(Excerpt from a dataset)
──────────────────────────────
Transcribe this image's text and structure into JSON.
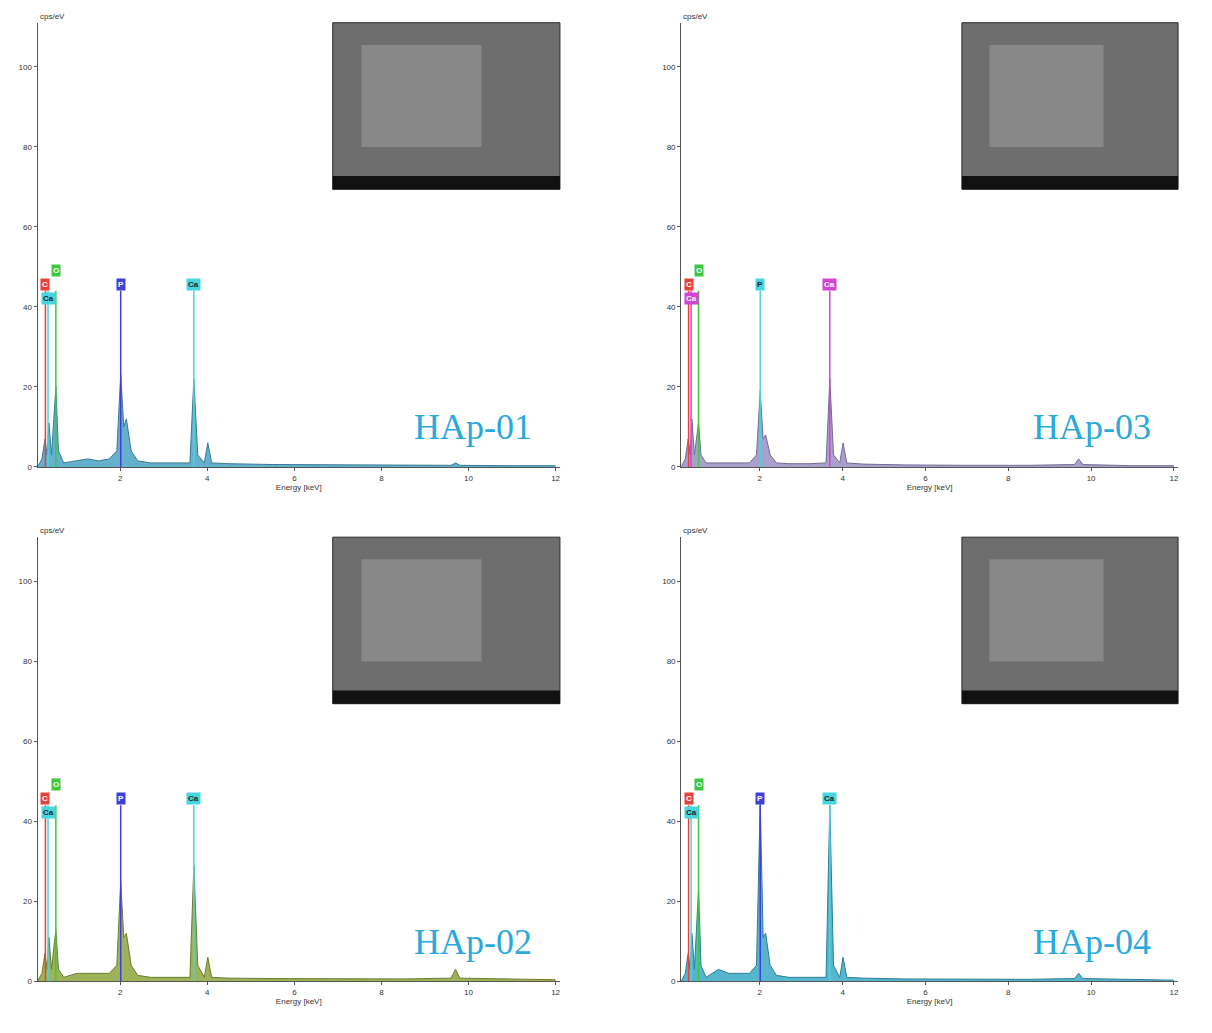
{
  "chart_data": [
    {
      "type": "area",
      "annotation": "HAp-01",
      "x_label": "Energy [keV]",
      "y_label": "cps/eV",
      "color": "#4aa3c4",
      "grid": false,
      "xlim": [
        0.1,
        12.1
      ],
      "xticks": [
        2,
        4,
        6,
        8,
        10,
        12
      ],
      "ylim": [
        0,
        111
      ],
      "yticks": [
        0,
        20,
        40,
        60,
        80,
        100
      ],
      "x": [
        0.1,
        0.2,
        0.27,
        0.32,
        0.36,
        0.42,
        0.52,
        0.58,
        0.7,
        1.0,
        1.25,
        1.5,
        1.75,
        1.92,
        2.01,
        2.08,
        2.14,
        2.25,
        2.4,
        2.7,
        3.2,
        3.6,
        3.69,
        3.78,
        3.93,
        4.01,
        4.1,
        4.5,
        5.5,
        7,
        8.5,
        9.6,
        9.7,
        9.8,
        11,
        12
      ],
      "values": [
        0,
        2,
        7,
        3,
        11,
        3,
        20,
        4,
        1,
        1.5,
        2,
        1.5,
        2,
        4,
        23,
        10,
        12,
        4,
        1.5,
        1,
        1,
        1,
        22,
        3,
        1,
        6,
        1,
        0.8,
        0.6,
        0.5,
        0.4,
        0.4,
        1,
        0.4,
        0.3,
        0.3
      ],
      "peak_height": 44,
      "peaks": [
        {
          "label": "C",
          "x": 0.28,
          "color": "#e8413a"
        },
        {
          "label": "Ca",
          "x": 0.34,
          "color": "#45d6e0"
        },
        {
          "label": "O",
          "x": 0.52,
          "color": "#3cc83c"
        },
        {
          "label": "P",
          "x": 2.01,
          "color": "#3f3fd9"
        },
        {
          "label": "Ca",
          "x": 3.69,
          "color": "#45d6e0"
        }
      ]
    },
    {
      "type": "area",
      "annotation": "HAp-03",
      "x_label": "Energy [keV]",
      "y_label": "cps/eV",
      "color": "#9a8fc4",
      "grid": false,
      "xlim": [
        0.1,
        12.1
      ],
      "xticks": [
        2,
        4,
        6,
        8,
        10,
        12
      ],
      "ylim": [
        0,
        111
      ],
      "yticks": [
        0,
        20,
        40,
        60,
        80,
        100
      ],
      "x": [
        0.1,
        0.2,
        0.27,
        0.32,
        0.36,
        0.42,
        0.52,
        0.58,
        0.7,
        1.0,
        1.25,
        1.5,
        1.75,
        1.92,
        2.01,
        2.08,
        2.14,
        2.25,
        2.4,
        2.7,
        3.2,
        3.6,
        3.69,
        3.78,
        3.93,
        4.01,
        4.1,
        4.5,
        5.5,
        7,
        8.5,
        9.6,
        9.7,
        9.8,
        11,
        12
      ],
      "values": [
        0,
        2,
        7,
        3,
        12,
        3,
        11,
        3,
        1,
        1,
        1,
        1,
        1,
        3,
        19,
        7,
        8,
        3,
        1,
        0.8,
        0.8,
        1,
        22,
        3,
        1,
        6,
        1,
        0.7,
        0.5,
        0.4,
        0.4,
        0.6,
        2,
        0.6,
        0.3,
        0.3
      ],
      "peak_height": 44,
      "peaks": [
        {
          "label": "C",
          "x": 0.28,
          "color": "#e8413a"
        },
        {
          "label": "Ca",
          "x": 0.34,
          "color": "#d444d4"
        },
        {
          "label": "O",
          "x": 0.52,
          "color": "#3cc83c"
        },
        {
          "label": "P",
          "x": 2.01,
          "color": "#45d6e0"
        },
        {
          "label": "Ca",
          "x": 3.69,
          "color": "#d444d4"
        }
      ]
    },
    {
      "type": "area",
      "annotation": "HAp-02",
      "x_label": "Energy [keV]",
      "y_label": "cps/eV",
      "color": "#8da53c",
      "grid": false,
      "xlim": [
        0.1,
        12.1
      ],
      "xticks": [
        2,
        4,
        6,
        8,
        10,
        12
      ],
      "ylim": [
        0,
        111
      ],
      "yticks": [
        0,
        20,
        40,
        60,
        80,
        100
      ],
      "x": [
        0.1,
        0.2,
        0.27,
        0.32,
        0.36,
        0.42,
        0.52,
        0.58,
        0.7,
        1.0,
        1.25,
        1.5,
        1.75,
        1.92,
        2.01,
        2.08,
        2.14,
        2.25,
        2.4,
        2.7,
        3.2,
        3.6,
        3.69,
        3.78,
        3.93,
        4.01,
        4.1,
        4.5,
        5.5,
        7,
        8.5,
        9.6,
        9.7,
        9.8,
        11,
        12
      ],
      "values": [
        0,
        2,
        7,
        3,
        11,
        3,
        13,
        3,
        1,
        2,
        2,
        2,
        2,
        4,
        25,
        11,
        12,
        4,
        1.5,
        1,
        1,
        1,
        29,
        4,
        1,
        6,
        1,
        0.8,
        0.7,
        0.6,
        0.6,
        0.8,
        3,
        0.8,
        0.5,
        0.4
      ],
      "peak_height": 44,
      "peaks": [
        {
          "label": "C",
          "x": 0.28,
          "color": "#e8413a"
        },
        {
          "label": "Ca",
          "x": 0.34,
          "color": "#45d6e0"
        },
        {
          "label": "O",
          "x": 0.52,
          "color": "#3cc83c"
        },
        {
          "label": "P",
          "x": 2.01,
          "color": "#3f3fd9"
        },
        {
          "label": "Ca",
          "x": 3.69,
          "color": "#45d6e0"
        }
      ]
    },
    {
      "type": "area",
      "annotation": "HAp-04",
      "x_label": "Energy [keV]",
      "y_label": "cps/eV",
      "color": "#3aa8c6",
      "grid": false,
      "xlim": [
        0.1,
        12.1
      ],
      "xticks": [
        2,
        4,
        6,
        8,
        10,
        12
      ],
      "ylim": [
        0,
        111
      ],
      "yticks": [
        0,
        20,
        40,
        60,
        80,
        100
      ],
      "x": [
        0.1,
        0.2,
        0.27,
        0.32,
        0.36,
        0.42,
        0.52,
        0.58,
        0.7,
        1.0,
        1.25,
        1.5,
        1.75,
        1.92,
        2.01,
        2.08,
        2.14,
        2.25,
        2.4,
        2.7,
        3.2,
        3.6,
        3.69,
        3.78,
        3.93,
        4.01,
        4.1,
        4.5,
        5.5,
        7,
        8.5,
        9.6,
        9.7,
        9.8,
        11,
        12
      ],
      "values": [
        0,
        2,
        7,
        3,
        12,
        3,
        23,
        4,
        1,
        3,
        2,
        2,
        2,
        4,
        45,
        11,
        12,
        4,
        1.5,
        1,
        1,
        1,
        44,
        4,
        1,
        6,
        1,
        0.8,
        0.6,
        0.5,
        0.5,
        0.7,
        2,
        0.7,
        0.4,
        0.3
      ],
      "peak_height": 44,
      "peaks": [
        {
          "label": "C",
          "x": 0.28,
          "color": "#e8413a"
        },
        {
          "label": "Ca",
          "x": 0.34,
          "color": "#45d6e0"
        },
        {
          "label": "O",
          "x": 0.52,
          "color": "#3cc83c"
        },
        {
          "label": "P",
          "x": 2.01,
          "color": "#3f3fd9"
        },
        {
          "label": "Ca",
          "x": 3.69,
          "color": "#45d6e0"
        }
      ]
    }
  ]
}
──────────────────────────────
- _Brief_
Leave the pictures out and write out every entry exactly as given.

- _Completed exercise_
Transcribe this image's text and structure into JSON.
{
  "chart_data": [
    {
      "type": "area",
      "annotation": "HAp-01",
      "x_label": "Energy [keV]",
      "y_label": "cps/eV",
      "color": "#4aa3c4",
      "grid": false,
      "xlim": [
        0.1,
        12.1
      ],
      "xticks": [
        2,
        4,
        6,
        8,
        10,
        12
      ],
      "ylim": [
        0,
        111
      ],
      "yticks": [
        0,
        20,
        40,
        60,
        80,
        100
      ],
      "x": [
        0.1,
        0.2,
        0.27,
        0.32,
        0.36,
        0.42,
        0.52,
        0.58,
        0.7,
        1.0,
        1.25,
        1.5,
        1.75,
        1.92,
        2.01,
        2.08,
        2.14,
        2.25,
        2.4,
        2.7,
        3.2,
        3.6,
        3.69,
        3.78,
        3.93,
        4.01,
        4.1,
        4.5,
        5.5,
        7,
        8.5,
        9.6,
        9.7,
        9.8,
        11,
        12
      ],
      "values": [
        0,
        2,
        7,
        3,
        11,
        3,
        20,
        4,
        1,
        1.5,
        2,
        1.5,
        2,
        4,
        23,
        10,
        12,
        4,
        1.5,
        1,
        1,
        1,
        22,
        3,
        1,
        6,
        1,
        0.8,
        0.6,
        0.5,
        0.4,
        0.4,
        1,
        0.4,
        0.3,
        0.3
      ],
      "peak_height": 44,
      "peaks": [
        {
          "label": "C",
          "x": 0.28,
          "color": "#e8413a"
        },
        {
          "label": "Ca",
          "x": 0.34,
          "color": "#45d6e0"
        },
        {
          "label": "O",
          "x": 0.52,
          "color": "#3cc83c"
        },
        {
          "label": "P",
          "x": 2.01,
          "color": "#3f3fd9"
        },
        {
          "label": "Ca",
          "x": 3.69,
          "color": "#45d6e0"
        }
      ]
    },
    {
      "type": "area",
      "annotation": "HAp-03",
      "x_label": "Energy [keV]",
      "y_label": "cps/eV",
      "color": "#9a8fc4",
      "grid": false,
      "xlim": [
        0.1,
        12.1
      ],
      "xticks": [
        2,
        4,
        6,
        8,
        10,
        12
      ],
      "ylim": [
        0,
        111
      ],
      "yticks": [
        0,
        20,
        40,
        60,
        80,
        100
      ],
      "x": [
        0.1,
        0.2,
        0.27,
        0.32,
        0.36,
        0.42,
        0.52,
        0.58,
        0.7,
        1.0,
        1.25,
        1.5,
        1.75,
        1.92,
        2.01,
        2.08,
        2.14,
        2.25,
        2.4,
        2.7,
        3.2,
        3.6,
        3.69,
        3.78,
        3.93,
        4.01,
        4.1,
        4.5,
        5.5,
        7,
        8.5,
        9.6,
        9.7,
        9.8,
        11,
        12
      ],
      "values": [
        0,
        2,
        7,
        3,
        12,
        3,
        11,
        3,
        1,
        1,
        1,
        1,
        1,
        3,
        19,
        7,
        8,
        3,
        1,
        0.8,
        0.8,
        1,
        22,
        3,
        1,
        6,
        1,
        0.7,
        0.5,
        0.4,
        0.4,
        0.6,
        2,
        0.6,
        0.3,
        0.3
      ],
      "peak_height": 44,
      "peaks": [
        {
          "label": "C",
          "x": 0.28,
          "color": "#e8413a"
        },
        {
          "label": "Ca",
          "x": 0.34,
          "color": "#d444d4"
        },
        {
          "label": "O",
          "x": 0.52,
          "color": "#3cc83c"
        },
        {
          "label": "P",
          "x": 2.01,
          "color": "#45d6e0"
        },
        {
          "label": "Ca",
          "x": 3.69,
          "color": "#d444d4"
        }
      ]
    },
    {
      "type": "area",
      "annotation": "HAp-02",
      "x_label": "Energy [keV]",
      "y_label": "cps/eV",
      "color": "#8da53c",
      "grid": false,
      "xlim": [
        0.1,
        12.1
      ],
      "xticks": [
        2,
        4,
        6,
        8,
        10,
        12
      ],
      "ylim": [
        0,
        111
      ],
      "yticks": [
        0,
        20,
        40,
        60,
        80,
        100
      ],
      "x": [
        0.1,
        0.2,
        0.27,
        0.32,
        0.36,
        0.42,
        0.52,
        0.58,
        0.7,
        1.0,
        1.25,
        1.5,
        1.75,
        1.92,
        2.01,
        2.08,
        2.14,
        2.25,
        2.4,
        2.7,
        3.2,
        3.6,
        3.69,
        3.78,
        3.93,
        4.01,
        4.1,
        4.5,
        5.5,
        7,
        8.5,
        9.6,
        9.7,
        9.8,
        11,
        12
      ],
      "values": [
        0,
        2,
        7,
        3,
        11,
        3,
        13,
        3,
        1,
        2,
        2,
        2,
        2,
        4,
        25,
        11,
        12,
        4,
        1.5,
        1,
        1,
        1,
        29,
        4,
        1,
        6,
        1,
        0.8,
        0.7,
        0.6,
        0.6,
        0.8,
        3,
        0.8,
        0.5,
        0.4
      ],
      "peak_height": 44,
      "peaks": [
        {
          "label": "C",
          "x": 0.28,
          "color": "#e8413a"
        },
        {
          "label": "Ca",
          "x": 0.34,
          "color": "#45d6e0"
        },
        {
          "label": "O",
          "x": 0.52,
          "color": "#3cc83c"
        },
        {
          "label": "P",
          "x": 2.01,
          "color": "#3f3fd9"
        },
        {
          "label": "Ca",
          "x": 3.69,
          "color": "#45d6e0"
        }
      ]
    },
    {
      "type": "area",
      "annotation": "HAp-04",
      "x_label": "Energy [keV]",
      "y_label": "cps/eV",
      "color": "#3aa8c6",
      "grid": false,
      "xlim": [
        0.1,
        12.1
      ],
      "xticks": [
        2,
        4,
        6,
        8,
        10,
        12
      ],
      "ylim": [
        0,
        111
      ],
      "yticks": [
        0,
        20,
        40,
        60,
        80,
        100
      ],
      "x": [
        0.1,
        0.2,
        0.27,
        0.32,
        0.36,
        0.42,
        0.52,
        0.58,
        0.7,
        1.0,
        1.25,
        1.5,
        1.75,
        1.92,
        2.01,
        2.08,
        2.14,
        2.25,
        2.4,
        2.7,
        3.2,
        3.6,
        3.69,
        3.78,
        3.93,
        4.01,
        4.1,
        4.5,
        5.5,
        7,
        8.5,
        9.6,
        9.7,
        9.8,
        11,
        12
      ],
      "values": [
        0,
        2,
        7,
        3,
        12,
        3,
        23,
        4,
        1,
        3,
        2,
        2,
        2,
        4,
        45,
        11,
        12,
        4,
        1.5,
        1,
        1,
        1,
        44,
        4,
        1,
        6,
        1,
        0.8,
        0.6,
        0.5,
        0.5,
        0.7,
        2,
        0.7,
        0.4,
        0.3
      ],
      "peak_height": 44,
      "peaks": [
        {
          "label": "C",
          "x": 0.28,
          "color": "#e8413a"
        },
        {
          "label": "Ca",
          "x": 0.34,
          "color": "#45d6e0"
        },
        {
          "label": "O",
          "x": 0.52,
          "color": "#3cc83c"
        },
        {
          "label": "P",
          "x": 2.01,
          "color": "#3f3fd9"
        },
        {
          "label": "Ca",
          "x": 3.69,
          "color": "#45d6e0"
        }
      ]
    }
  ]
}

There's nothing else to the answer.